## PROBLEM:
Copy out the listing that follows exactly, dropping every picture.

──────── INPUT MATERIAL ────────

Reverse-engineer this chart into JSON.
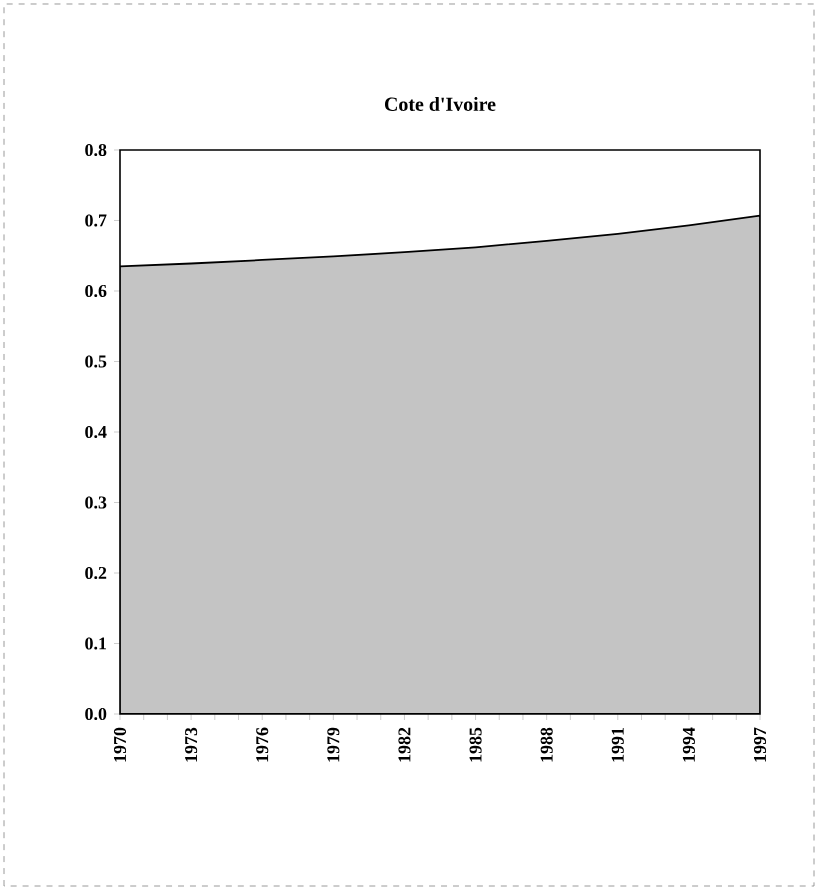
{
  "chart_data": {
    "type": "area",
    "title": "Cote d'Ivoire",
    "x": [
      1970,
      1973,
      1976,
      1979,
      1982,
      1985,
      1988,
      1991,
      1994,
      1997
    ],
    "series": [
      {
        "color": "#c4c4c4",
        "values": [
          0.635,
          0.639,
          0.644,
          0.649,
          0.655,
          0.662,
          0.671,
          0.681,
          0.693,
          0.707
        ]
      }
    ],
    "xlim": [
      1970,
      1997
    ],
    "xticks": [
      1970,
      {
        "value": 1971,
        "label": null
      },
      {
        "value": 1972,
        "label": null
      },
      1973,
      {
        "value": 1974,
        "label": null
      },
      {
        "value": 1975,
        "label": null
      },
      1976,
      {
        "value": 1977,
        "label": null
      },
      {
        "value": 1978,
        "label": null
      },
      1979,
      {
        "value": 1980,
        "label": null
      },
      {
        "value": 1981,
        "label": null
      },
      1982,
      {
        "value": 1983,
        "label": null
      },
      {
        "value": 1984,
        "label": null
      },
      1985,
      {
        "value": 1986,
        "label": null
      },
      {
        "value": 1987,
        "label": null
      },
      1988,
      {
        "value": 1989,
        "label": null
      },
      {
        "value": 1990,
        "label": null
      },
      1991,
      {
        "value": 1992,
        "label": null
      },
      {
        "value": 1993,
        "label": null
      },
      1994,
      {
        "value": 1995,
        "label": null
      },
      {
        "value": 1996,
        "label": null
      },
      1997
    ],
    "ylim": [
      0,
      0.8
    ],
    "yticks": [
      "0.0",
      0.1,
      0.2,
      0.3,
      0.4,
      0.5,
      0.6,
      0.7,
      0.8
    ],
    "grid": false
  }
}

────────

## TASK RESULT:
Reverse-engineer this chart into JSON.
{
  "chart_data": {
    "type": "area",
    "title": "Cote d'Ivoire",
    "x": [
      1970,
      1973,
      1976,
      1979,
      1982,
      1985,
      1988,
      1991,
      1994,
      1997
    ],
    "series": [
      {
        "color": "#c4c4c4",
        "values": [
          0.635,
          0.639,
          0.644,
          0.649,
          0.655,
          0.662,
          0.671,
          0.681,
          0.693,
          0.707
        ]
      }
    ],
    "xlim": [
      1970,
      1997
    ],
    "xticks": [
      1970,
      {
        "value": 1971,
        "label": null
      },
      {
        "value": 1972,
        "label": null
      },
      1973,
      {
        "value": 1974,
        "label": null
      },
      {
        "value": 1975,
        "label": null
      },
      1976,
      {
        "value": 1977,
        "label": null
      },
      {
        "value": 1978,
        "label": null
      },
      1979,
      {
        "value": 1980,
        "label": null
      },
      {
        "value": 1981,
        "label": null
      },
      1982,
      {
        "value": 1983,
        "label": null
      },
      {
        "value": 1984,
        "label": null
      },
      1985,
      {
        "value": 1986,
        "label": null
      },
      {
        "value": 1987,
        "label": null
      },
      1988,
      {
        "value": 1989,
        "label": null
      },
      {
        "value": 1990,
        "label": null
      },
      1991,
      {
        "value": 1992,
        "label": null
      },
      {
        "value": 1993,
        "label": null
      },
      1994,
      {
        "value": 1995,
        "label": null
      },
      {
        "value": 1996,
        "label": null
      },
      1997
    ],
    "ylim": [
      0,
      0.8
    ],
    "yticks": [
      "0.0",
      0.1,
      0.2,
      0.3,
      0.4,
      0.5,
      0.6,
      0.7,
      0.8
    ],
    "grid": false
  }
}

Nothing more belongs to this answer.